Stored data
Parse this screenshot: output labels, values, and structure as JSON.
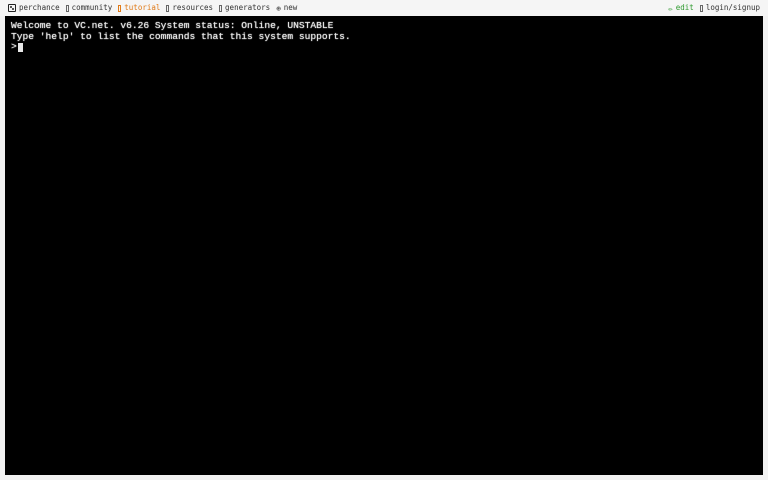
{
  "nav": {
    "left": [
      {
        "label": "perchance",
        "icon": "dice-icon",
        "color": "#333333"
      },
      {
        "label": "community",
        "icon": "box-icon",
        "color": "#333333"
      },
      {
        "label": "tutorial",
        "icon": "box-icon",
        "color": "#e07a18"
      },
      {
        "label": "resources",
        "icon": "box-icon",
        "color": "#333333"
      },
      {
        "label": "generators",
        "icon": "box-icon",
        "color": "#333333"
      },
      {
        "label": "new",
        "icon": "plus-circle-icon",
        "color": "#333333"
      }
    ],
    "right": [
      {
        "label": "edit",
        "icon": "pencil-icon",
        "color": "#2f9a2f"
      },
      {
        "label": "login/signup",
        "icon": "box-icon",
        "color": "#333333"
      }
    ]
  },
  "terminal": {
    "lines": [
      "Welcome to VC.net. v6.26 System status: Online, UNSTABLE",
      "Type 'help' to list the commands that this system supports."
    ],
    "prompt": ">",
    "background": "#000000",
    "text_color": "#e8e8e8"
  }
}
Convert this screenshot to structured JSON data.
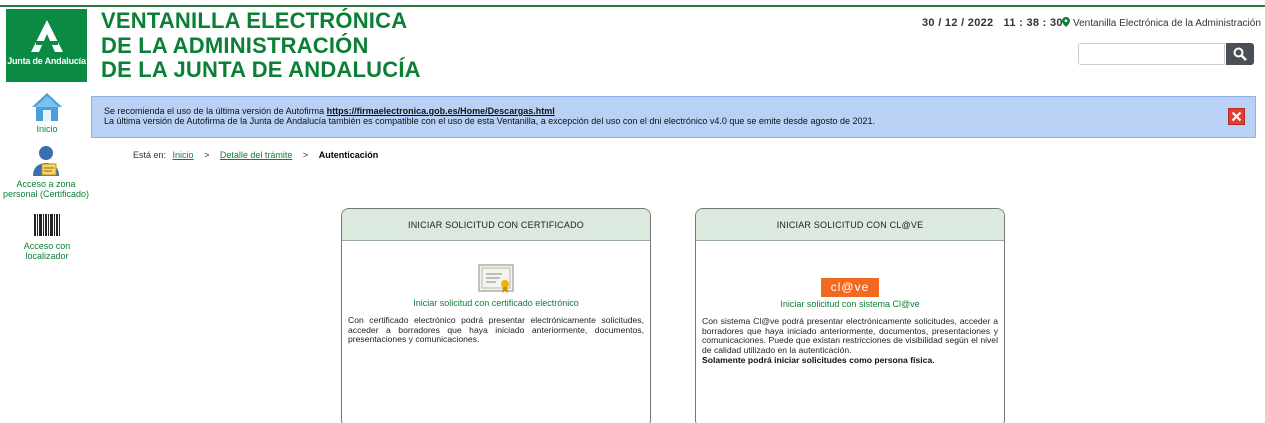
{
  "header": {
    "logo_text": "Junta de Andalucía",
    "title_lines": [
      "VENTANILLA ELECTRÓNICA",
      "DE LA ADMINISTRACIÓN",
      "DE LA JUNTA DE ANDALUCÍA"
    ],
    "datetime": "30 / 12 / 2022   11 : 38 : 30",
    "portal_link": "Ventanilla Electrónica de la Administración",
    "search": {
      "placeholder": "",
      "value": ""
    }
  },
  "sidebar": {
    "items": [
      {
        "label": "Inicio",
        "icon": "home-icon"
      },
      {
        "label": "Acceso a zona personal (Certificado)",
        "icon": "user-certificate-icon"
      },
      {
        "label": "Acceso con localizador",
        "icon": "barcode-icon"
      }
    ]
  },
  "alert": {
    "line1_prefix": "Se recomienda el uso de la última versión de Autofirma",
    "line1_link": "https://firmaelectronica.gob.es/Home/Descargas.html",
    "line2": "La última versión de Autofirma de la Junta de Andalucía también es compatible con el uso de esta Ventanilla, a excepción del uso con el dni electrónico v4.0 que se emite desde agosto de 2021."
  },
  "breadcrumb": {
    "prefix": "Está en:",
    "items": [
      "Inicio",
      "Detalle del trámite"
    ],
    "current": "Autenticación"
  },
  "cards": {
    "certificado": {
      "header": "INICIAR SOLICITUD CON CERTIFICADO",
      "link": "Iniciar solicitud con certificado electrónico",
      "text": "Con certificado electrónico podrá presentar electrónicamente solicitudes, acceder a borradores que haya iniciado anteriormente, documentos, presentaciones y comunicaciones."
    },
    "clave": {
      "header": "INICIAR SOLICITUD CON CL@VE",
      "logo_text": "cl@ve",
      "link": "Iniciar solicitud con sistema Cl@ve",
      "text": "Con sistema Cl@ve podrá presentar electrónicamente solicitudes, acceder a borradores que haya iniciado anteriormente, documentos, presentaciones y comunicaciones. Puede que existan restricciones de visibilidad según el nivel de calidad utilizado en la autenticación.",
      "note": "Solamente podrá iniciar solicitudes como persona física."
    }
  },
  "colors": {
    "brand_green": "#0b7f36",
    "alert_blue": "#b9d1f5",
    "card_header": "#dbe9de",
    "clave_orange": "#f26a21"
  }
}
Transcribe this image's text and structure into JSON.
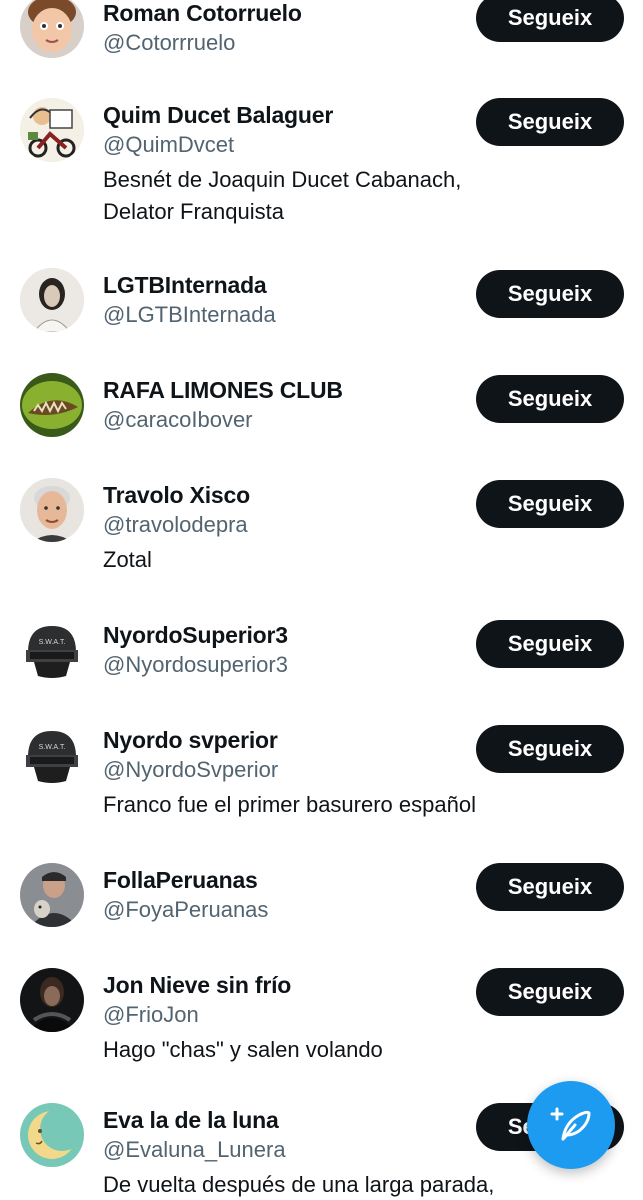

• _WHAT IS REQUIRED_: The records above need to be restated word for word, with the pictures left out.

• _THE RESPONSE_:
Parse this screenshot: output labels, values, and structure as JSON.
{
  "nav": {
    "left": [
      {
        "label": "perchance",
        "icon": "dice-icon",
        "color": "#333333"
      },
      {
        "label": "community",
        "icon": "box-icon",
        "color": "#333333"
      },
      {
        "label": "tutorial",
        "icon": "box-icon",
        "color": "#e07a18"
      },
      {
        "label": "resources",
        "icon": "box-icon",
        "color": "#333333"
      },
      {
        "label": "generators",
        "icon": "box-icon",
        "color": "#333333"
      },
      {
        "label": "new",
        "icon": "plus-circle-icon",
        "color": "#333333"
      }
    ],
    "right": [
      {
        "label": "edit",
        "icon": "pencil-icon",
        "color": "#2f9a2f"
      },
      {
        "label": "login/signup",
        "icon": "box-icon",
        "color": "#333333"
      }
    ]
  },
  "terminal": {
    "lines": [
      "Welcome to VC.net. v6.26 System status: Online, UNSTABLE",
      "Type 'help' to list the commands that this system supports."
    ],
    "prompt": ">",
    "background": "#000000",
    "text_color": "#e8e8e8"
  }
}
Convert this screenshot to structured JSON data.
{
  "header": {
    "logo_text": "Junta de Andalucía",
    "title_lines": [
      "VENTANILLA ELECTRÓNICA",
      "DE LA ADMINISTRACIÓN",
      "DE LA JUNTA DE ANDALUCÍA"
    ],
    "datetime": "30 / 12 / 2022   11 : 38 : 30",
    "portal_link": "Ventanilla Electrónica de la Administración",
    "search": {
      "placeholder": "",
      "value": ""
    }
  },
  "sidebar": {
    "items": [
      {
        "label": "Inicio",
        "icon": "home-icon"
      },
      {
        "label": "Acceso a zona personal (Certificado)",
        "icon": "user-certificate-icon"
      },
      {
        "label": "Acceso con localizador",
        "icon": "barcode-icon"
      }
    ]
  },
  "alert": {
    "line1_prefix": "Se recomienda el uso de la última versión de Autofirma",
    "line1_link": "https://firmaelectronica.gob.es/Home/Descargas.html",
    "line2": "La última versión de Autofirma de la Junta de Andalucía también es compatible con el uso de esta Ventanilla, a excepción del uso con el dni electrónico v4.0 que se emite desde agosto de 2021."
  },
  "breadcrumb": {
    "prefix": "Está en:",
    "items": [
      "Inicio",
      "Detalle del trámite"
    ],
    "current": "Autenticación"
  },
  "cards": {
    "certificado": {
      "header": "INICIAR SOLICITUD CON CERTIFICADO",
      "link": "Iniciar solicitud con certificado electrónico",
      "text": "Con certificado electrónico podrá presentar electrónicamente solicitudes, acceder a borradores que haya iniciado anteriormente, documentos, presentaciones y comunicaciones."
    },
    "clave": {
      "header": "INICIAR SOLICITUD CON CL@VE",
      "logo_text": "cl@ve",
      "link": "Iniciar solicitud con sistema Cl@ve",
      "text": "Con sistema Cl@ve podrá presentar electrónicamente solicitudes, acceder a borradores que haya iniciado anteriormente, documentos, presentaciones y comunicaciones. Puede que existan restricciones de visibilidad según el nivel de calidad utilizado en la autenticación.",
      "note": "Solamente podrá iniciar solicitudes como persona física."
    }
  },
  "colors": {
    "brand_green": "#0b7f36",
    "alert_blue": "#b9d1f5",
    "card_header": "#dbe9de",
    "clave_orange": "#f26a21"
  }
}
Transcribe this image's text and structure into JSON.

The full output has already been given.